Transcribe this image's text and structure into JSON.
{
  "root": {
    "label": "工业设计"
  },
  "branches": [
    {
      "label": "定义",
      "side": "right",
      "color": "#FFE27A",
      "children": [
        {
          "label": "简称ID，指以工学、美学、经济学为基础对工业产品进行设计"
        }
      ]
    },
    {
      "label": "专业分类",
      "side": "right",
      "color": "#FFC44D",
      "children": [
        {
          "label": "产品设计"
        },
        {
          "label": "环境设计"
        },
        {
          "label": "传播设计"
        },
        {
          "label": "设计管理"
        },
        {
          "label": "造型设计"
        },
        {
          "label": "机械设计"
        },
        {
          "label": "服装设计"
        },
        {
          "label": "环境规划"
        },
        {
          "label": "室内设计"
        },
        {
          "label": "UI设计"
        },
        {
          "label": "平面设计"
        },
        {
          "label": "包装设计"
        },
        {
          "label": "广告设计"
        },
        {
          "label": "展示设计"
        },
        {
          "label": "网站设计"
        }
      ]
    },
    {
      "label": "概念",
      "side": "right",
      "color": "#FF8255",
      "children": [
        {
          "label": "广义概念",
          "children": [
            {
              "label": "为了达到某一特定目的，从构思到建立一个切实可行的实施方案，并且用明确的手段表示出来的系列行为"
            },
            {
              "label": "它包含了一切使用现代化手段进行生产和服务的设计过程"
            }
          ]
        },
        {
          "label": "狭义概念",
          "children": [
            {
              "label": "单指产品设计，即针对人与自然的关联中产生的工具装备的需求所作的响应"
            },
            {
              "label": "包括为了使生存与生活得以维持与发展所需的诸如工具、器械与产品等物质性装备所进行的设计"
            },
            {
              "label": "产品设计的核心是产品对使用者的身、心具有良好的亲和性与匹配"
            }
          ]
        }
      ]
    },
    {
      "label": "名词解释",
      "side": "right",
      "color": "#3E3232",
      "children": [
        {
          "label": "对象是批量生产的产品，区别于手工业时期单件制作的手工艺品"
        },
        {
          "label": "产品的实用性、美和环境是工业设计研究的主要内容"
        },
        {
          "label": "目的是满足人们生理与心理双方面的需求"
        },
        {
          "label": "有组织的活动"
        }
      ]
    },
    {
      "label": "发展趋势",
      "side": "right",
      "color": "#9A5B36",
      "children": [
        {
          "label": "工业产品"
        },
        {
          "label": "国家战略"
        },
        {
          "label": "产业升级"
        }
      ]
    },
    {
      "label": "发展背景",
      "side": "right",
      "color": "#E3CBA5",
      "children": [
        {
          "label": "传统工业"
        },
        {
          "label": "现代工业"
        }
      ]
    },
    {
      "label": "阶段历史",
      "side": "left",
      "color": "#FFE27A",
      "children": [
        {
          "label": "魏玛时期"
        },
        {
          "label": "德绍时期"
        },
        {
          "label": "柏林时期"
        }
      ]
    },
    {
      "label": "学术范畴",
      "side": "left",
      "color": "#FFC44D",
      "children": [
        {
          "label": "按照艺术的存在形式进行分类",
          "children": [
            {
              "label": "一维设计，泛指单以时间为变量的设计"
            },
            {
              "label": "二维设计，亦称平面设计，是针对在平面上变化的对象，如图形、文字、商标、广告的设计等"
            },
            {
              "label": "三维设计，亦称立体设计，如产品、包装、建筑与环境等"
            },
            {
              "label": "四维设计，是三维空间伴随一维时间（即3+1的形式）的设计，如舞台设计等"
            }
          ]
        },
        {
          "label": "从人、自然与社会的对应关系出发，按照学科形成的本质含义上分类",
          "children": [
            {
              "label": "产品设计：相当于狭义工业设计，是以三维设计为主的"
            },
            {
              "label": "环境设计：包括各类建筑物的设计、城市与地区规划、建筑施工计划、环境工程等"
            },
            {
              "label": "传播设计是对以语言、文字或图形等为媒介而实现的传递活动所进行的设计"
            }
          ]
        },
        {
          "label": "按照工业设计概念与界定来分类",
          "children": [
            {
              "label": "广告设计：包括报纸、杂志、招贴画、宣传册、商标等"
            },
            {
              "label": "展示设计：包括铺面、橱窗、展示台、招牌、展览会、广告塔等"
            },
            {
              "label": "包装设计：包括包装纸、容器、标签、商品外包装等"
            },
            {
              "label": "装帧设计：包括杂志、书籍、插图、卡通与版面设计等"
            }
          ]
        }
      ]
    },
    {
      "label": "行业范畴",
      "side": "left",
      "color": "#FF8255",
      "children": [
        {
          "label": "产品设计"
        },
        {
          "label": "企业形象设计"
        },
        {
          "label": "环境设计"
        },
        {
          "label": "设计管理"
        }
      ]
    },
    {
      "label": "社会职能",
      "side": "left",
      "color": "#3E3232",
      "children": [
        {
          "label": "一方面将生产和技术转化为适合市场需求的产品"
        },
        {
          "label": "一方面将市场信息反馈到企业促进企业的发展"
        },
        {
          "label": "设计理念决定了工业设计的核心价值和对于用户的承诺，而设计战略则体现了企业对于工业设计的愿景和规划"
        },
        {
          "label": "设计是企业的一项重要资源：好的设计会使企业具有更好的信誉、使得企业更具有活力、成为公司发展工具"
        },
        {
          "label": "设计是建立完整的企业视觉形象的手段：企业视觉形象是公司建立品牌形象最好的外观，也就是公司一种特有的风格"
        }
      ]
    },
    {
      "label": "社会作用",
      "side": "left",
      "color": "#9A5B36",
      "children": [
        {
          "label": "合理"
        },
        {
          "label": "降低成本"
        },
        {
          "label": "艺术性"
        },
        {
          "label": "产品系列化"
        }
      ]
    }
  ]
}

**WHAT YOU NEED TO DO**
Show every line where the string "广告设计" appears.

**SOLUTION BELOW**
          "label": "广告设计"
              "label": "广告设计：包括报纸、杂志、招贴画、宣传册、商标等"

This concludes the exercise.